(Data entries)
○ ○ ○

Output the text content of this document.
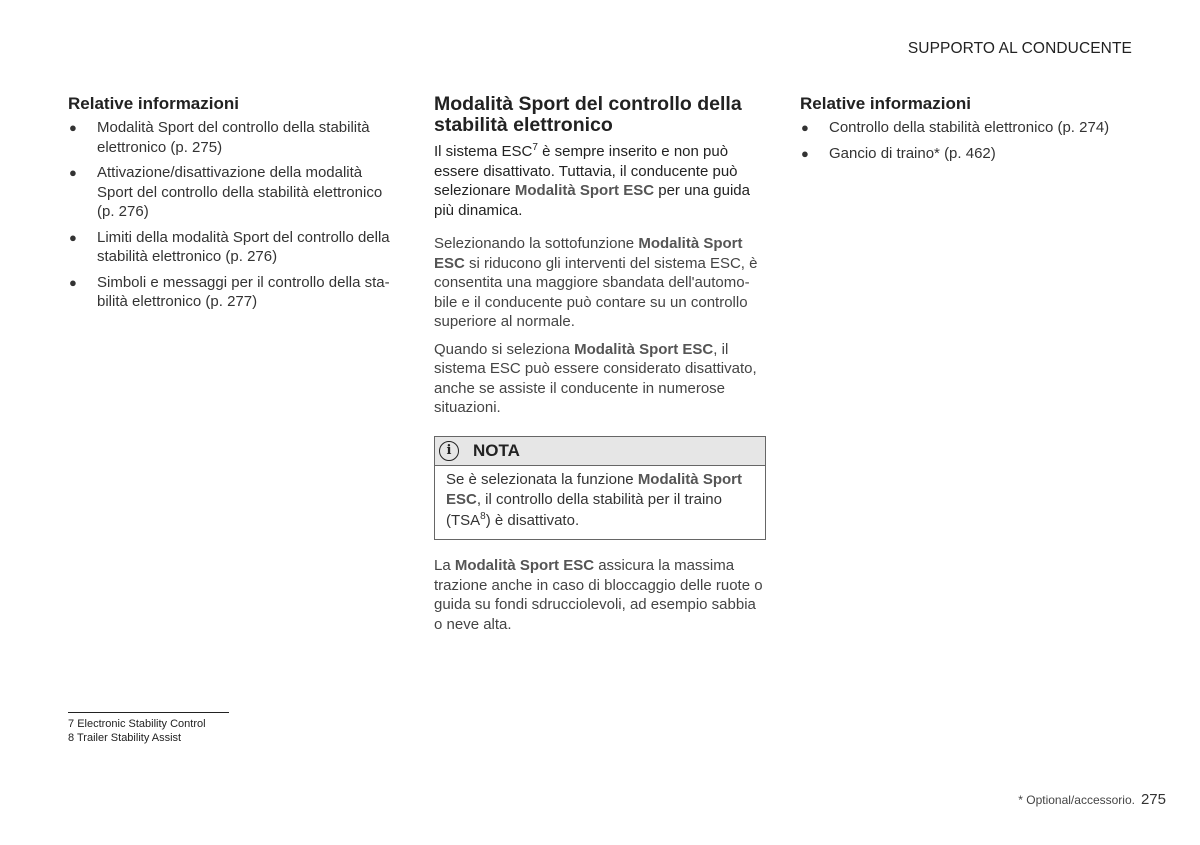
SUPPORTO AL CONDUCENTE
Relative informazioni
● Modalità Sport del controllo della stabilità elettronico (p. 275)
● Attivazione/disattivazione della modalità Sport del controllo della stabilità elettronico (p. 276)
● Limiti della modalità Sport del controllo della stabilità elettronico (p. 276)
● Simboli e messaggi per il controllo della sta-bilità elettronico (p. 277)
Modalità Sport del controllo della stabilità elettronico

Il sistema ESC$^7$ è sempre inserito e non può essere disattivato. Tuttavia, il conducente può selezionare Modalità Sport ESC per una guida più dinamica.

Selezionando la sottofunzione Modalità Sport ESC si riducono gli interventi del sistema ESC, è consentita una maggiore sbandata dell'automo-bile e il conducente può contare su un controllo superiore al normale.

Quando si seleziona Modalità Sport ESC, il sistema ESC può essere considerato disattivato, anche se assiste il conducente in numerose situazioni.

i	NOTA
Se è selezionata la funzione Modalità Sport ESC, il controllo della stabilità per il traino (TSA$^8$) è disattivato.

La Modalità Sport ESC assicura la massima trazione anche in caso di bloccaggio delle ruote o guida su fondi sdrucciolevoli, ad esempio sabbia o neve alta.

Relative informazioni
● Controllo della stabilità elettronico (p. 274)
● Gancio di traino* (p. 462)
7 Electronic Stability Control
8 Trailer Stability Assist
* Optional/accessorio. 275
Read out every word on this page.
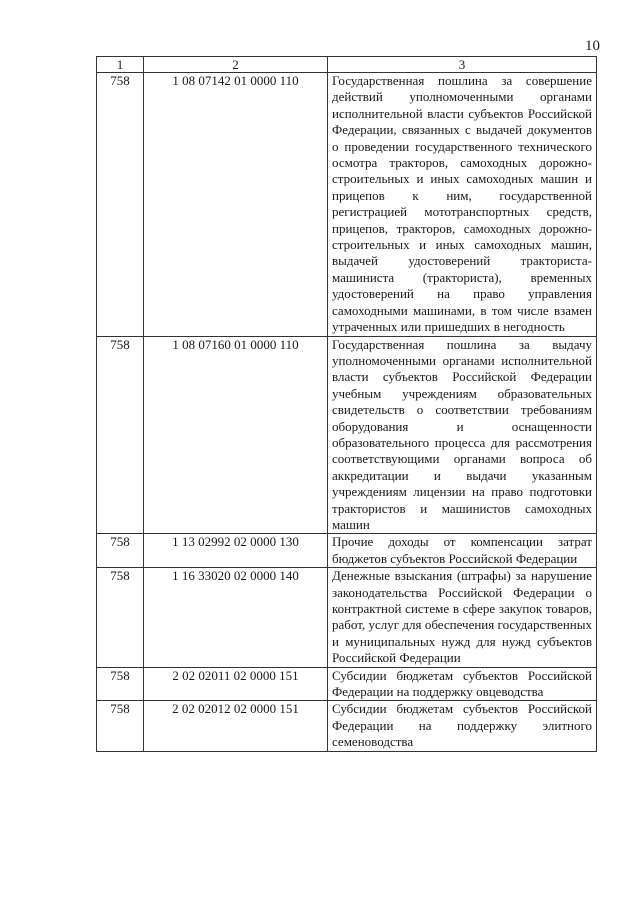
10
1	2	3
758	1 08 07142 01 0000 110	Государственная пошлина за совершение действий уполномоченными органами исполнительной власти субъектов Российской Федерации, связанных с выдачей документов о проведении государственного технического осмотра тракторов, самоходных дорожно-строительных и иных самоходных машин и прицепов к ним, государственной регистрацией мототранспортных средств, прицепов, тракторов, самоходных дорожно-строительных и иных самоходных машин, выдачей удостоверений тракториста-машиниста (тракториста), временных удостоверений на право управления самоходными машинами, в том числе взамен утраченных или пришедших в негодность
758	1 08 07160 01 0000 110	Государственная пошлина за выдачу уполномоченными органами исполнительной власти субъектов Российской Федерации учебным учреждениям образовательных свидетельств о соответствии требованиям оборудования и оснащенности образовательного процесса для рассмотрения соответствующими органами вопроса об аккредитации и выдачи указанным учреждениям лицензии на право подготовки трактористов и машинистов самоходных машин
758	1 13 02992 02 0000 130	Прочие доходы от компенсации затрат бюджетов субъектов Российской Федерации
758	1 16 33020 02 0000 140	Денежные взыскания (штрафы) за нарушение законодательства Российской Федерации о контрактной системе в сфере закупок товаров, работ, услуг для обеспечения государственных и муниципальных нужд для нужд субъектов Российской Федерации
758	2 02 02011 02 0000 151	Субсидии бюджетам субъектов Российской Федерации на поддержку овцеводства
758	2 02 02012 02 0000 151	Субсидии бюджетам субъектов Российской Федерации на поддержку элитного семеноводства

○ ○ ○

Prompt
Tell how many lines include "исполнительной". The number is the whole answer.

Output for this task
2